What is being asked →
Print, exactly and completely, every entry in the data.

Exercise materials →
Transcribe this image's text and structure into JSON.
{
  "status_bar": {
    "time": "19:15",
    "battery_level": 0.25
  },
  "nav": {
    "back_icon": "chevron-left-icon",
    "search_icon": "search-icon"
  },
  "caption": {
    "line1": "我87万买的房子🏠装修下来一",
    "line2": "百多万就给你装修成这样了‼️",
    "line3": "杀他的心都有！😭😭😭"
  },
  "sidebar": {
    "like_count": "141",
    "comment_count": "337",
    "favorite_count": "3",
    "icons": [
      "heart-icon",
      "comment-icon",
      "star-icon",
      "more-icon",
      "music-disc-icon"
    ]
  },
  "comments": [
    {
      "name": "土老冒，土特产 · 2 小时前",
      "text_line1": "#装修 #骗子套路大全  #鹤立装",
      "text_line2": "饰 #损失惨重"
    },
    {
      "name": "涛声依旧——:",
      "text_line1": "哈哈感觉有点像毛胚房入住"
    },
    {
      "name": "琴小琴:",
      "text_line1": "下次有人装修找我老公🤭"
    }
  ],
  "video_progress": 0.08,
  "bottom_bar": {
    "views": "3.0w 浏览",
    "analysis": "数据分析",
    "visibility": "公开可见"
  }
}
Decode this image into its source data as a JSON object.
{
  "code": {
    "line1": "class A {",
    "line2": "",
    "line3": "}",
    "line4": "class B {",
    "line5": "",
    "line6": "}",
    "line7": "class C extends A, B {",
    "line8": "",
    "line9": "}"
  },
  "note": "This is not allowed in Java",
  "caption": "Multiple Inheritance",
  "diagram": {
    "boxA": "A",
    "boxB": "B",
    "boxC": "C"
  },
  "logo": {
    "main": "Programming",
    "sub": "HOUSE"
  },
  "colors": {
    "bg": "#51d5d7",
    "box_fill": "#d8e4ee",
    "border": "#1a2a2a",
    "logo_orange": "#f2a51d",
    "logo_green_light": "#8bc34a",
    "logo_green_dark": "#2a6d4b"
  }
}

Answer to this task →
Transcribe this image's text and structure into JSON.
{
  "status_bar": {
    "time": "19:15",
    "battery_level": 0.25
  },
  "nav": {
    "back_icon": "chevron-left-icon",
    "search_icon": "search-icon"
  },
  "caption": {
    "line1": "我87万买的房子🏠装修下来一",
    "line2": "百多万就给你装修成这样了‼️",
    "line3": "杀他的心都有！😭😭😭"
  },
  "sidebar": {
    "like_count": "141",
    "comment_count": "337",
    "favorite_count": "3",
    "icons": [
      "heart-icon",
      "comment-icon",
      "star-icon",
      "more-icon",
      "music-disc-icon"
    ]
  },
  "comments": [
    {
      "name": "土老冒，土特产 · 2 小时前",
      "text_line1": "#装修 #骗子套路大全  #鹤立装",
      "text_line2": "饰 #损失惨重"
    },
    {
      "name": "涛声依旧——:",
      "text_line1": "哈哈感觉有点像毛胚房入住"
    },
    {
      "name": "琴小琴:",
      "text_line1": "下次有人装修找我老公🤭"
    }
  ],
  "video_progress": 0.08,
  "bottom_bar": {
    "views": "3.0w 浏览",
    "analysis": "数据分析",
    "visibility": "公开可见"
  }
}
Decode this image into its source data as a JSON object.
{
  "code": {
    "line1": "class A {",
    "line2": "",
    "line3": "}",
    "line4": "class B {",
    "line5": "",
    "line6": "}",
    "line7": "class C extends A, B {",
    "line8": "",
    "line9": "}"
  },
  "note": "This is not allowed in Java",
  "caption": "Multiple Inheritance",
  "diagram": {
    "boxA": "A",
    "boxB": "B",
    "boxC": "C"
  },
  "logo": {
    "main": "Programming",
    "sub": "HOUSE"
  },
  "colors": {
    "bg": "#51d5d7",
    "box_fill": "#d8e4ee",
    "border": "#1a2a2a",
    "logo_orange": "#f2a51d",
    "logo_green_light": "#8bc34a",
    "logo_green_dark": "#2a6d4b"
  }
}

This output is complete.